-- Begin Data in this exercise --

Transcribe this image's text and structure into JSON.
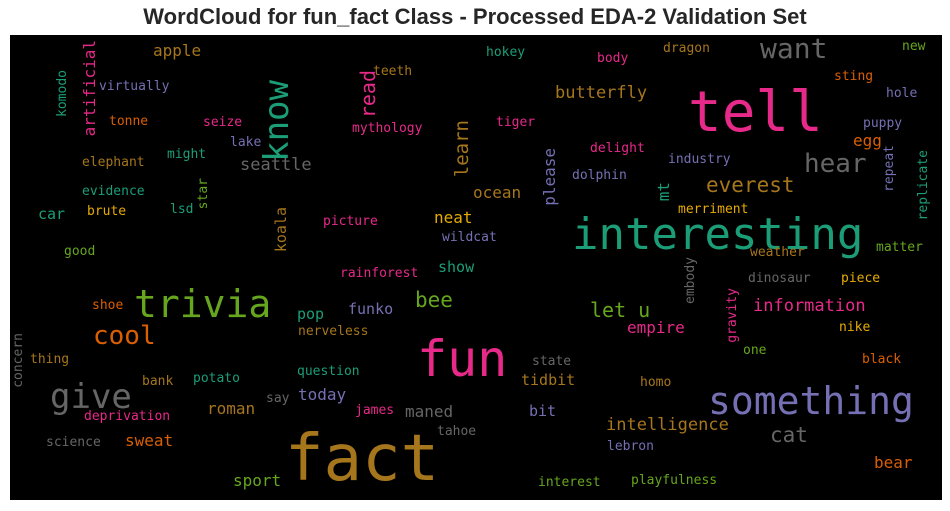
{
  "title": "WordCloud for fun_fact Class - Processed EDA-2 Validation Set",
  "colors": {
    "pink": "#e7298a",
    "teal": "#1b9e77",
    "orange": "#d95f02",
    "purple": "#7570b3",
    "green": "#66a61e",
    "mustard": "#a6761d",
    "yellow": "#e6ab02",
    "gray": "#666666",
    "background": "#000000"
  },
  "words": [
    {
      "text": "fact",
      "color": "mustard"
    },
    {
      "text": "fun",
      "color": "pink"
    },
    {
      "text": "interesting",
      "color": "teal"
    },
    {
      "text": "tell",
      "color": "pink"
    },
    {
      "text": "trivia",
      "color": "green"
    },
    {
      "text": "something",
      "color": "purple"
    },
    {
      "text": "know",
      "color": "teal"
    },
    {
      "text": "give",
      "color": "gray"
    },
    {
      "text": "want",
      "color": "gray"
    },
    {
      "text": "cool",
      "color": "orange"
    },
    {
      "text": "hear",
      "color": "gray"
    },
    {
      "text": "everest",
      "color": "mustard"
    },
    {
      "text": "let u",
      "color": "green"
    },
    {
      "text": "bee",
      "color": "green"
    },
    {
      "text": "read",
      "color": "pink"
    },
    {
      "text": "learn",
      "color": "mustard"
    },
    {
      "text": "cat",
      "color": "gray"
    },
    {
      "text": "butterfly",
      "color": "mustard"
    },
    {
      "text": "information",
      "color": "pink"
    },
    {
      "text": "intelligence",
      "color": "mustard"
    },
    {
      "text": "seattle",
      "color": "gray"
    },
    {
      "text": "artificial",
      "color": "pink"
    },
    {
      "text": "apple",
      "color": "mustard"
    },
    {
      "text": "please",
      "color": "purple"
    },
    {
      "text": "ocean",
      "color": "mustard"
    },
    {
      "text": "mt",
      "color": "teal"
    },
    {
      "text": "egg",
      "color": "orange"
    },
    {
      "text": "empire",
      "color": "pink"
    },
    {
      "text": "neat",
      "color": "yellow"
    },
    {
      "text": "show",
      "color": "teal"
    },
    {
      "text": "funko",
      "color": "purple"
    },
    {
      "text": "pop",
      "color": "teal"
    },
    {
      "text": "koala",
      "color": "mustard"
    },
    {
      "text": "tidbit",
      "color": "mustard"
    },
    {
      "text": "bit",
      "color": "purple"
    },
    {
      "text": "maned",
      "color": "gray"
    },
    {
      "text": "today",
      "color": "purple"
    },
    {
      "text": "roman",
      "color": "mustard"
    },
    {
      "text": "sweat",
      "color": "orange"
    },
    {
      "text": "sport",
      "color": "green"
    },
    {
      "text": "bear",
      "color": "orange"
    },
    {
      "text": "car",
      "color": "teal"
    },
    {
      "text": "virtually",
      "color": "purple"
    },
    {
      "text": "komodo",
      "color": "teal"
    },
    {
      "text": "tonne",
      "color": "orange"
    },
    {
      "text": "seize",
      "color": "pink"
    },
    {
      "text": "lake",
      "color": "purple"
    },
    {
      "text": "might",
      "color": "teal"
    },
    {
      "text": "elephant",
      "color": "mustard"
    },
    {
      "text": "star",
      "color": "green"
    },
    {
      "text": "evidence",
      "color": "teal"
    },
    {
      "text": "brute",
      "color": "yellow"
    },
    {
      "text": "lsd",
      "color": "teal"
    },
    {
      "text": "good",
      "color": "green"
    },
    {
      "text": "shoe",
      "color": "orange"
    },
    {
      "text": "concern",
      "color": "gray"
    },
    {
      "text": "thing",
      "color": "mustard"
    },
    {
      "text": "bank",
      "color": "mustard"
    },
    {
      "text": "potato",
      "color": "teal"
    },
    {
      "text": "deprivation",
      "color": "pink"
    },
    {
      "text": "science",
      "color": "gray"
    },
    {
      "text": "say",
      "color": "gray"
    },
    {
      "text": "james",
      "color": "pink"
    },
    {
      "text": "tahoe",
      "color": "gray"
    },
    {
      "text": "question",
      "color": "teal"
    },
    {
      "text": "nerveless",
      "color": "mustard"
    },
    {
      "text": "rainforest",
      "color": "pink"
    },
    {
      "text": "picture",
      "color": "pink"
    },
    {
      "text": "wildcat",
      "color": "purple"
    },
    {
      "text": "mythology",
      "color": "pink"
    },
    {
      "text": "teeth",
      "color": "mustard"
    },
    {
      "text": "hokey",
      "color": "teal"
    },
    {
      "text": "body",
      "color": "pink"
    },
    {
      "text": "dragon",
      "color": "mustard"
    },
    {
      "text": "tiger",
      "color": "pink"
    },
    {
      "text": "delight",
      "color": "pink"
    },
    {
      "text": "dolphin",
      "color": "purple"
    },
    {
      "text": "industry",
      "color": "purple"
    },
    {
      "text": "merriment",
      "color": "yellow"
    },
    {
      "text": "weather",
      "color": "mustard"
    },
    {
      "text": "dinosaur",
      "color": "gray"
    },
    {
      "text": "embody",
      "color": "gray"
    },
    {
      "text": "gravity",
      "color": "pink"
    },
    {
      "text": "piece",
      "color": "yellow"
    },
    {
      "text": "nike",
      "color": "yellow"
    },
    {
      "text": "one",
      "color": "green"
    },
    {
      "text": "state",
      "color": "gray"
    },
    {
      "text": "homo",
      "color": "mustard"
    },
    {
      "text": "black",
      "color": "orange"
    },
    {
      "text": "lebron",
      "color": "purple"
    },
    {
      "text": "interest",
      "color": "green"
    },
    {
      "text": "playfulness",
      "color": "green"
    },
    {
      "text": "new",
      "color": "green"
    },
    {
      "text": "sting",
      "color": "orange"
    },
    {
      "text": "hole",
      "color": "purple"
    },
    {
      "text": "puppy",
      "color": "purple"
    },
    {
      "text": "repeat",
      "color": "purple"
    },
    {
      "text": "replicate",
      "color": "teal"
    },
    {
      "text": "matter",
      "color": "green"
    }
  ]
}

-- End Data in this exercise --

• Set exercise: Each entry gets copied exactly; the pictures stay out.

• Final result:
Transcribe this image's text and structure into JSON.
{
  "title": "WordCloud for fun_fact Class - Processed EDA-2 Validation Set",
  "colors": {
    "pink": "#e7298a",
    "teal": "#1b9e77",
    "orange": "#d95f02",
    "purple": "#7570b3",
    "green": "#66a61e",
    "mustard": "#a6761d",
    "yellow": "#e6ab02",
    "gray": "#666666",
    "background": "#000000"
  },
  "words": [
    {
      "text": "fact",
      "color": "mustard"
    },
    {
      "text": "fun",
      "color": "pink"
    },
    {
      "text": "interesting",
      "color": "teal"
    },
    {
      "text": "tell",
      "color": "pink"
    },
    {
      "text": "trivia",
      "color": "green"
    },
    {
      "text": "something",
      "color": "purple"
    },
    {
      "text": "know",
      "color": "teal"
    },
    {
      "text": "give",
      "color": "gray"
    },
    {
      "text": "want",
      "color": "gray"
    },
    {
      "text": "cool",
      "color": "orange"
    },
    {
      "text": "hear",
      "color": "gray"
    },
    {
      "text": "everest",
      "color": "mustard"
    },
    {
      "text": "let u",
      "color": "green"
    },
    {
      "text": "bee",
      "color": "green"
    },
    {
      "text": "read",
      "color": "pink"
    },
    {
      "text": "learn",
      "color": "mustard"
    },
    {
      "text": "cat",
      "color": "gray"
    },
    {
      "text": "butterfly",
      "color": "mustard"
    },
    {
      "text": "information",
      "color": "pink"
    },
    {
      "text": "intelligence",
      "color": "mustard"
    },
    {
      "text": "seattle",
      "color": "gray"
    },
    {
      "text": "artificial",
      "color": "pink"
    },
    {
      "text": "apple",
      "color": "mustard"
    },
    {
      "text": "please",
      "color": "purple"
    },
    {
      "text": "ocean",
      "color": "mustard"
    },
    {
      "text": "mt",
      "color": "teal"
    },
    {
      "text": "egg",
      "color": "orange"
    },
    {
      "text": "empire",
      "color": "pink"
    },
    {
      "text": "neat",
      "color": "yellow"
    },
    {
      "text": "show",
      "color": "teal"
    },
    {
      "text": "funko",
      "color": "purple"
    },
    {
      "text": "pop",
      "color": "teal"
    },
    {
      "text": "koala",
      "color": "mustard"
    },
    {
      "text": "tidbit",
      "color": "mustard"
    },
    {
      "text": "bit",
      "color": "purple"
    },
    {
      "text": "maned",
      "color": "gray"
    },
    {
      "text": "today",
      "color": "purple"
    },
    {
      "text": "roman",
      "color": "mustard"
    },
    {
      "text": "sweat",
      "color": "orange"
    },
    {
      "text": "sport",
      "color": "green"
    },
    {
      "text": "bear",
      "color": "orange"
    },
    {
      "text": "car",
      "color": "teal"
    },
    {
      "text": "virtually",
      "color": "purple"
    },
    {
      "text": "komodo",
      "color": "teal"
    },
    {
      "text": "tonne",
      "color": "orange"
    },
    {
      "text": "seize",
      "color": "pink"
    },
    {
      "text": "lake",
      "color": "purple"
    },
    {
      "text": "might",
      "color": "teal"
    },
    {
      "text": "elephant",
      "color": "mustard"
    },
    {
      "text": "star",
      "color": "green"
    },
    {
      "text": "evidence",
      "color": "teal"
    },
    {
      "text": "brute",
      "color": "yellow"
    },
    {
      "text": "lsd",
      "color": "teal"
    },
    {
      "text": "good",
      "color": "green"
    },
    {
      "text": "shoe",
      "color": "orange"
    },
    {
      "text": "concern",
      "color": "gray"
    },
    {
      "text": "thing",
      "color": "mustard"
    },
    {
      "text": "bank",
      "color": "mustard"
    },
    {
      "text": "potato",
      "color": "teal"
    },
    {
      "text": "deprivation",
      "color": "pink"
    },
    {
      "text": "science",
      "color": "gray"
    },
    {
      "text": "say",
      "color": "gray"
    },
    {
      "text": "james",
      "color": "pink"
    },
    {
      "text": "tahoe",
      "color": "gray"
    },
    {
      "text": "question",
      "color": "teal"
    },
    {
      "text": "nerveless",
      "color": "mustard"
    },
    {
      "text": "rainforest",
      "color": "pink"
    },
    {
      "text": "picture",
      "color": "pink"
    },
    {
      "text": "wildcat",
      "color": "purple"
    },
    {
      "text": "mythology",
      "color": "pink"
    },
    {
      "text": "teeth",
      "color": "mustard"
    },
    {
      "text": "hokey",
      "color": "teal"
    },
    {
      "text": "body",
      "color": "pink"
    },
    {
      "text": "dragon",
      "color": "mustard"
    },
    {
      "text": "tiger",
      "color": "pink"
    },
    {
      "text": "delight",
      "color": "pink"
    },
    {
      "text": "dolphin",
      "color": "purple"
    },
    {
      "text": "industry",
      "color": "purple"
    },
    {
      "text": "merriment",
      "color": "yellow"
    },
    {
      "text": "weather",
      "color": "mustard"
    },
    {
      "text": "dinosaur",
      "color": "gray"
    },
    {
      "text": "embody",
      "color": "gray"
    },
    {
      "text": "gravity",
      "color": "pink"
    },
    {
      "text": "piece",
      "color": "yellow"
    },
    {
      "text": "nike",
      "color": "yellow"
    },
    {
      "text": "one",
      "color": "green"
    },
    {
      "text": "state",
      "color": "gray"
    },
    {
      "text": "homo",
      "color": "mustard"
    },
    {
      "text": "black",
      "color": "orange"
    },
    {
      "text": "lebron",
      "color": "purple"
    },
    {
      "text": "interest",
      "color": "green"
    },
    {
      "text": "playfulness",
      "color": "green"
    },
    {
      "text": "new",
      "color": "green"
    },
    {
      "text": "sting",
      "color": "orange"
    },
    {
      "text": "hole",
      "color": "purple"
    },
    {
      "text": "puppy",
      "color": "purple"
    },
    {
      "text": "repeat",
      "color": "purple"
    },
    {
      "text": "replicate",
      "color": "teal"
    },
    {
      "text": "matter",
      "color": "green"
    }
  ]
}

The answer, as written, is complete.